Dataset excerpts:
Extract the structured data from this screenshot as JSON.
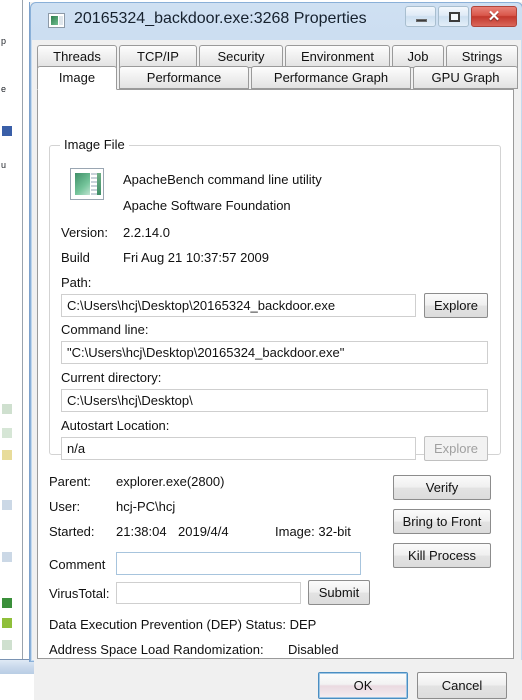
{
  "window": {
    "title": "20165324_backdoor.exe:3268 Properties",
    "icon": "application-window-icon",
    "buttons": {
      "minimize": "minimize-icon",
      "maximize": "maximize-icon",
      "close": "✕"
    }
  },
  "tabs": {
    "row1": [
      {
        "label": "Threads",
        "selected": false
      },
      {
        "label": "TCP/IP",
        "selected": false
      },
      {
        "label": "Security",
        "selected": false
      },
      {
        "label": "Environment",
        "selected": false
      },
      {
        "label": "Job",
        "selected": false
      },
      {
        "label": "Strings",
        "selected": false
      }
    ],
    "row2": [
      {
        "label": "Image",
        "selected": true
      },
      {
        "label": "Performance",
        "selected": false
      },
      {
        "label": "Performance Graph",
        "selected": false
      },
      {
        "label": "GPU Graph",
        "selected": false
      }
    ]
  },
  "image_file": {
    "legend": "Image File",
    "description": "ApacheBench command line utility",
    "company": "Apache Software Foundation",
    "version_label": "Version:",
    "version_value": "2.2.14.0",
    "build_label": "Build",
    "build_value": "Fri Aug 21 10:37:57 2009",
    "path_label": "Path:",
    "path_value": "C:\\Users\\hcj\\Desktop\\20165324_backdoor.exe",
    "path_explore_label": "Explore",
    "commandline_label": "Command line:",
    "commandline_value": "\"C:\\Users\\hcj\\Desktop\\20165324_backdoor.exe\"",
    "currentdir_label": "Current directory:",
    "currentdir_value": "C:\\Users\\hcj\\Desktop\\",
    "autostart_label": "Autostart Location:",
    "autostart_value": "n/a",
    "autostart_explore_label": "Explore"
  },
  "process": {
    "parent_label": "Parent:",
    "parent_value": "explorer.exe(2800)",
    "user_label": "User:",
    "user_value": "hcj-PC\\hcj",
    "started_label": "Started:",
    "started_time": "21:38:04",
    "started_date": "2019/4/4",
    "image_bits": "Image: 32-bit",
    "comment_label": "Comment",
    "comment_value": "",
    "virustotal_label": "VirusTotal:",
    "virustotal_value": "",
    "submit_label": "Submit",
    "dep_text": "Data Execution Prevention (DEP) Status: DEP",
    "aslr_label": "Address Space Load Randomization:",
    "aslr_value": "Disabled"
  },
  "side_buttons": {
    "verify": "Verify",
    "bring_to_front": "Bring to Front",
    "kill_process": "Kill Process"
  },
  "footer": {
    "ok": "OK",
    "cancel": "Cancel"
  },
  "colors": {
    "titlebar_glass": "#c6dbf0",
    "close_red": "#c3372c",
    "accent_blue": "#4b8ec2",
    "dialog_face": "#f0f0f0"
  }
}
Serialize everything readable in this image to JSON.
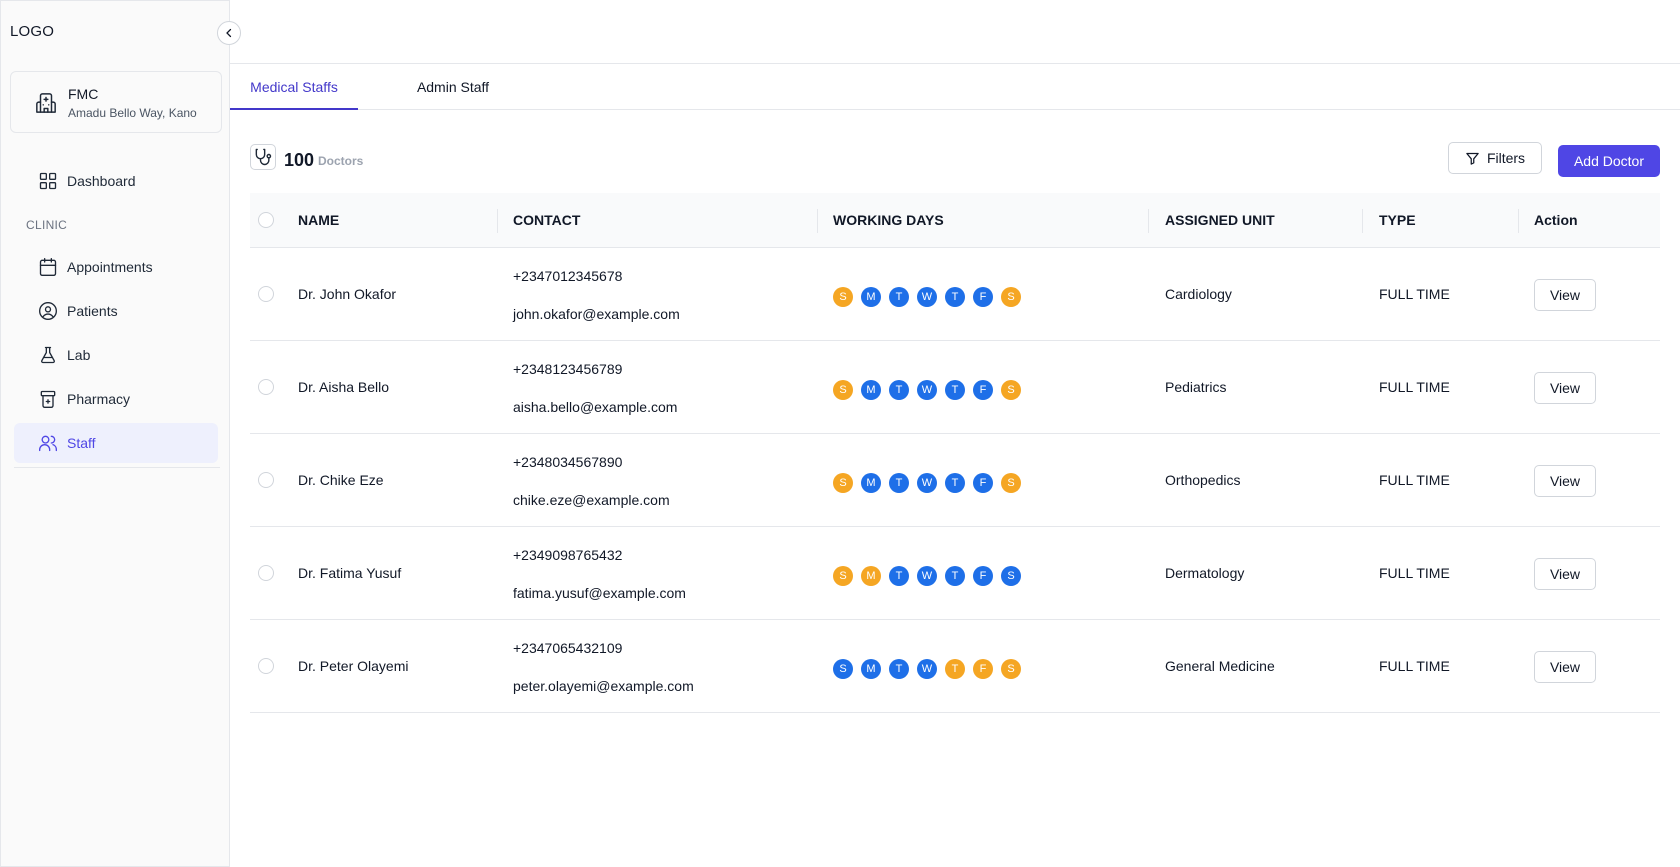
{
  "sidebar": {
    "logo": "LOGO",
    "facility": {
      "name": "FMC",
      "address": "Amadu Bello Way, Kano"
    },
    "section_label": "CLINIC",
    "items": [
      {
        "label": "Dashboard",
        "icon": "grid-icon"
      },
      {
        "label": "Appointments",
        "icon": "calendar-icon"
      },
      {
        "label": "Patients",
        "icon": "user-circle-icon"
      },
      {
        "label": "Lab",
        "icon": "flask-icon"
      },
      {
        "label": "Pharmacy",
        "icon": "pill-bottle-icon"
      },
      {
        "label": "Staff",
        "icon": "users-icon",
        "active": true
      }
    ]
  },
  "tabs": [
    {
      "label": "Medical Staffs",
      "active": true
    },
    {
      "label": "Admin Staff",
      "active": false
    }
  ],
  "summary": {
    "count": "100",
    "count_label": "Doctors"
  },
  "actions": {
    "filters_label": "Filters",
    "add_label": "Add Doctor"
  },
  "table": {
    "headers": [
      "NAME",
      "CONTACT",
      "WORKING DAYS",
      "ASSIGNED UNIT",
      "TYPE",
      "Action"
    ],
    "view_label": "View",
    "rows": [
      {
        "name": "Dr. John Okafor",
        "phone": "+2347012345678",
        "email": "john.okafor@example.com",
        "unit": "Cardiology",
        "type": "FULL TIME",
        "days": [
          [
            "S",
            "off"
          ],
          [
            "M",
            "on"
          ],
          [
            "T",
            "on"
          ],
          [
            "W",
            "on"
          ],
          [
            "T",
            "on"
          ],
          [
            "F",
            "on"
          ],
          [
            "S",
            "off"
          ]
        ]
      },
      {
        "name": "Dr. Aisha Bello",
        "phone": "+2348123456789",
        "email": "aisha.bello@example.com",
        "unit": "Pediatrics",
        "type": "FULL TIME",
        "days": [
          [
            "S",
            "off"
          ],
          [
            "M",
            "on"
          ],
          [
            "T",
            "on"
          ],
          [
            "W",
            "on"
          ],
          [
            "T",
            "on"
          ],
          [
            "F",
            "on"
          ],
          [
            "S",
            "off"
          ]
        ]
      },
      {
        "name": "Dr. Chike Eze",
        "phone": "+2348034567890",
        "email": "chike.eze@example.com",
        "unit": "Orthopedics",
        "type": "FULL TIME",
        "days": [
          [
            "S",
            "off"
          ],
          [
            "M",
            "on"
          ],
          [
            "T",
            "on"
          ],
          [
            "W",
            "on"
          ],
          [
            "T",
            "on"
          ],
          [
            "F",
            "on"
          ],
          [
            "S",
            "off"
          ]
        ]
      },
      {
        "name": "Dr. Fatima Yusuf",
        "phone": "+2349098765432",
        "email": "fatima.yusuf@example.com",
        "unit": "Dermatology",
        "type": "FULL TIME",
        "days": [
          [
            "S",
            "off"
          ],
          [
            "M",
            "off"
          ],
          [
            "T",
            "on"
          ],
          [
            "W",
            "on"
          ],
          [
            "T",
            "on"
          ],
          [
            "F",
            "on"
          ],
          [
            "S",
            "on"
          ]
        ]
      },
      {
        "name": "Dr. Peter Olayemi",
        "phone": "+2347065432109",
        "email": "peter.olayemi@example.com",
        "unit": "General Medicine",
        "type": "FULL TIME",
        "days": [
          [
            "S",
            "on"
          ],
          [
            "M",
            "on"
          ],
          [
            "T",
            "on"
          ],
          [
            "W",
            "on"
          ],
          [
            "T",
            "off"
          ],
          [
            "F",
            "off"
          ],
          [
            "S",
            "off"
          ]
        ]
      }
    ]
  },
  "colors": {
    "accent": "#4f46e5",
    "day_on": "#1e6fe8",
    "day_off": "#f5a623"
  }
}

Problem statement: If a line in the material above holds "example", copy it.

Reply:
        "email": "john.okafor@example.com",
        "email": "aisha.bello@example.com",
        "email": "chike.eze@example.com",
        "email": "fatima.yusuf@example.com",
        "email": "peter.olayemi@example.com",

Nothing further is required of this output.